[Records contained in a dataset]
▶

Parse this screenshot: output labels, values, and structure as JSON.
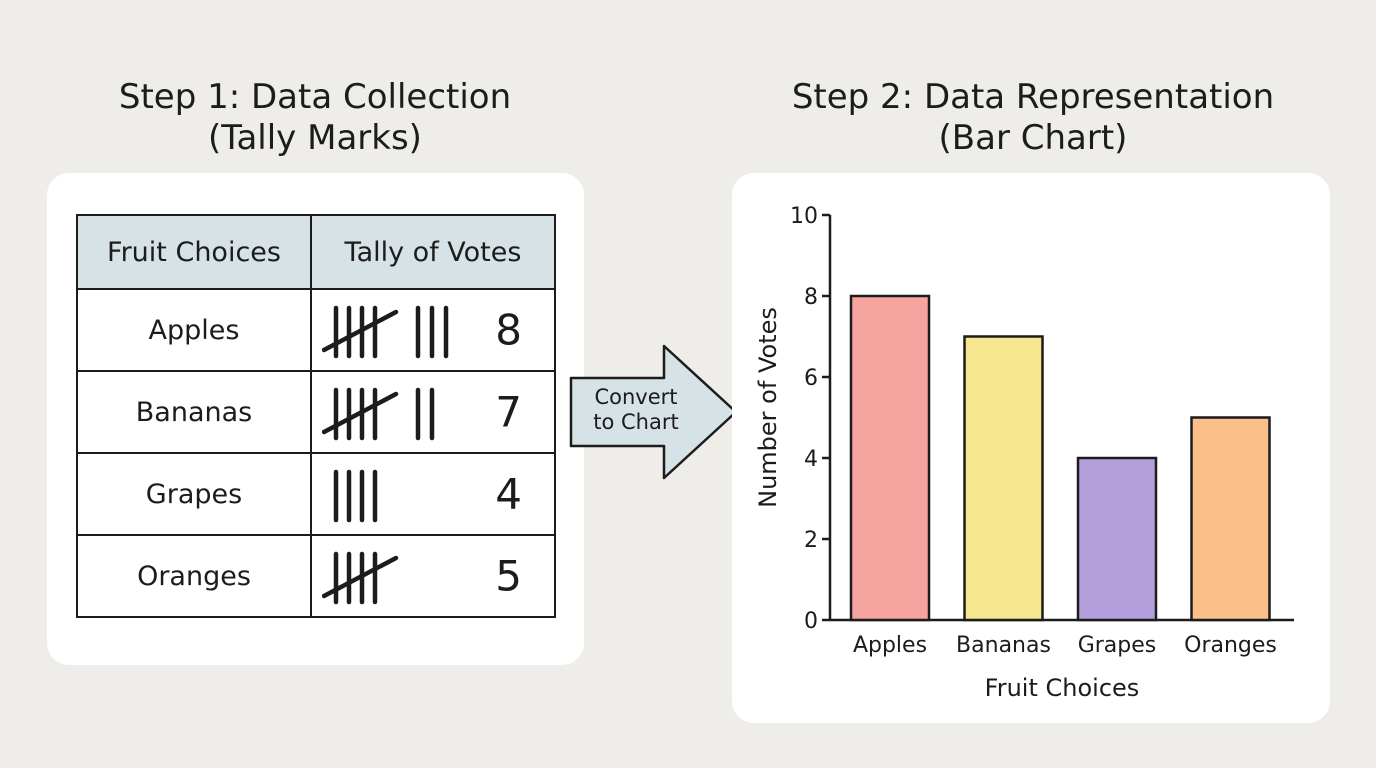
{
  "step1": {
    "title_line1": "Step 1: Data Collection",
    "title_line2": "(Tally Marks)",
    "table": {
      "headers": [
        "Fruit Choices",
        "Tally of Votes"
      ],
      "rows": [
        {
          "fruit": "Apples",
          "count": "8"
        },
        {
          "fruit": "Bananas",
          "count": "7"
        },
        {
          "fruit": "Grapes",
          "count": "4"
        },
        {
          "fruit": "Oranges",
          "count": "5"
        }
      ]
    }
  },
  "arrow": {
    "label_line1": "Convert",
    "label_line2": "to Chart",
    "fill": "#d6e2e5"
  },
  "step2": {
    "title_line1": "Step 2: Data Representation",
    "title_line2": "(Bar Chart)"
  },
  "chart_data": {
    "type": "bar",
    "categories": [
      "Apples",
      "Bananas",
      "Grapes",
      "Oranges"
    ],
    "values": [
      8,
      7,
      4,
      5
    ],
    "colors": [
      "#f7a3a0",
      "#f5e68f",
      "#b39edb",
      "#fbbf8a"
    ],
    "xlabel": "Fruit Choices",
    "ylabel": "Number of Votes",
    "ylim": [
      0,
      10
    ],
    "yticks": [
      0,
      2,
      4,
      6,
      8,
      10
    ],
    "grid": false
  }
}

◀
▶

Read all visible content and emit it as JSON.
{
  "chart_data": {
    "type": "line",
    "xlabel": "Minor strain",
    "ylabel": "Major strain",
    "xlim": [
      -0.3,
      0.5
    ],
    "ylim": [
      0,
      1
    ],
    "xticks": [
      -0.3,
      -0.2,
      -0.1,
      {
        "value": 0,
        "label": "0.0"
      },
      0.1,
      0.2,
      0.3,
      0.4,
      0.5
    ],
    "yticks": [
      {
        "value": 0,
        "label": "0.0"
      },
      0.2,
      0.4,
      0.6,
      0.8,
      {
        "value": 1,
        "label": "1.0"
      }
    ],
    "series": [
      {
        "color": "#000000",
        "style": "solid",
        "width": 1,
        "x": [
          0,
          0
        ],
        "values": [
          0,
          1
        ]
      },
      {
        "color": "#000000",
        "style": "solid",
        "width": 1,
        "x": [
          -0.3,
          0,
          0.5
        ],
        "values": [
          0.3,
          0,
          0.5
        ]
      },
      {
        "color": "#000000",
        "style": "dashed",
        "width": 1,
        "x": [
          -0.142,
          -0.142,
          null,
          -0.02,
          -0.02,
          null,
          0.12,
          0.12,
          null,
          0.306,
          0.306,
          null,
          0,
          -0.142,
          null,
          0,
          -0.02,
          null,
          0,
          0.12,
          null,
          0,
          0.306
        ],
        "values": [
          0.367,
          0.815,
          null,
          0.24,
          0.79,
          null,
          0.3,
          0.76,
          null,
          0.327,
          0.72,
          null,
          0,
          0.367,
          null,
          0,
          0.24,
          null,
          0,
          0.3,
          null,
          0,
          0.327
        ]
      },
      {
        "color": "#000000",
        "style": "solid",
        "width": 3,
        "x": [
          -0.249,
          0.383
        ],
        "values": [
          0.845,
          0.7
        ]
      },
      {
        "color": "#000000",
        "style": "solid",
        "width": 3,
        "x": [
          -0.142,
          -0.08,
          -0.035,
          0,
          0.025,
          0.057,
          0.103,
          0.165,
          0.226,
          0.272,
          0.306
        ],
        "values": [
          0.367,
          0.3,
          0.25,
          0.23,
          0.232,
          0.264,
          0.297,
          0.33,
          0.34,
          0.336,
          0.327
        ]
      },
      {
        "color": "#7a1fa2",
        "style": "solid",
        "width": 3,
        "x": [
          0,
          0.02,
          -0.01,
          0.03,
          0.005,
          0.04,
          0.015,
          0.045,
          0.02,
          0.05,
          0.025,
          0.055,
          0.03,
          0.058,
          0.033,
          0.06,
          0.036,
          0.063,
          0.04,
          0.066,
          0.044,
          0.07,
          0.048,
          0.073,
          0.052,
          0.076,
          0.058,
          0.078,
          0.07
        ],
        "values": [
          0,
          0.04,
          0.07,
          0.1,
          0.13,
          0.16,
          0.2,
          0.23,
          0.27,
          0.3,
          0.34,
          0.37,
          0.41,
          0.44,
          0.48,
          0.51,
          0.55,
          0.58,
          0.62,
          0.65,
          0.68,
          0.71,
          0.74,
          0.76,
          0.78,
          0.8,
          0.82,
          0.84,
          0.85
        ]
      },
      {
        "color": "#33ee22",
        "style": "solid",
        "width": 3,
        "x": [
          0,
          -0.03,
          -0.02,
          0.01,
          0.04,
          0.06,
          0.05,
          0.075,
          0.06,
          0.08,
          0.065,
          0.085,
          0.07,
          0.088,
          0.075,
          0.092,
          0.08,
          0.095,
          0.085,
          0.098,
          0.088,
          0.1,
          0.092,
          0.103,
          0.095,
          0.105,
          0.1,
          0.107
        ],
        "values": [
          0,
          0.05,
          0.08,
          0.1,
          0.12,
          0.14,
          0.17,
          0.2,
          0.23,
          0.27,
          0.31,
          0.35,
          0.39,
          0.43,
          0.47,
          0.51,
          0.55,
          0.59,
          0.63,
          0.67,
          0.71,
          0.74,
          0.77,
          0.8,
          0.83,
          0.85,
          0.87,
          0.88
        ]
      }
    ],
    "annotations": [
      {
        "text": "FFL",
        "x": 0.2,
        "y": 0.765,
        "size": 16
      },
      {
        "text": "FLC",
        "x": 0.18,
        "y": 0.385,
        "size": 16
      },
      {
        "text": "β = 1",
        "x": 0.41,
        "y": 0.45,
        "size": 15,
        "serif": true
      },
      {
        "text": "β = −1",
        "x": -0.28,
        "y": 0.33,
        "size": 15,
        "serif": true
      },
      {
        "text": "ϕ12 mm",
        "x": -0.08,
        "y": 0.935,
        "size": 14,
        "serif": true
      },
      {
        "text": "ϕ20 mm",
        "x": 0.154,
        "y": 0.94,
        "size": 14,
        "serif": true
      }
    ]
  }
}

◀

> [OBJECTIVE] Reproduce each line holding the word "text".

> [SOLUTION TO THIS PROBLEM]
        "text": "FFL",
        "text": "FLC",
        "text": "β = 1",
        "text": "β = −1",
        "text": "ϕ12 mm",
        "text": "ϕ20 mm",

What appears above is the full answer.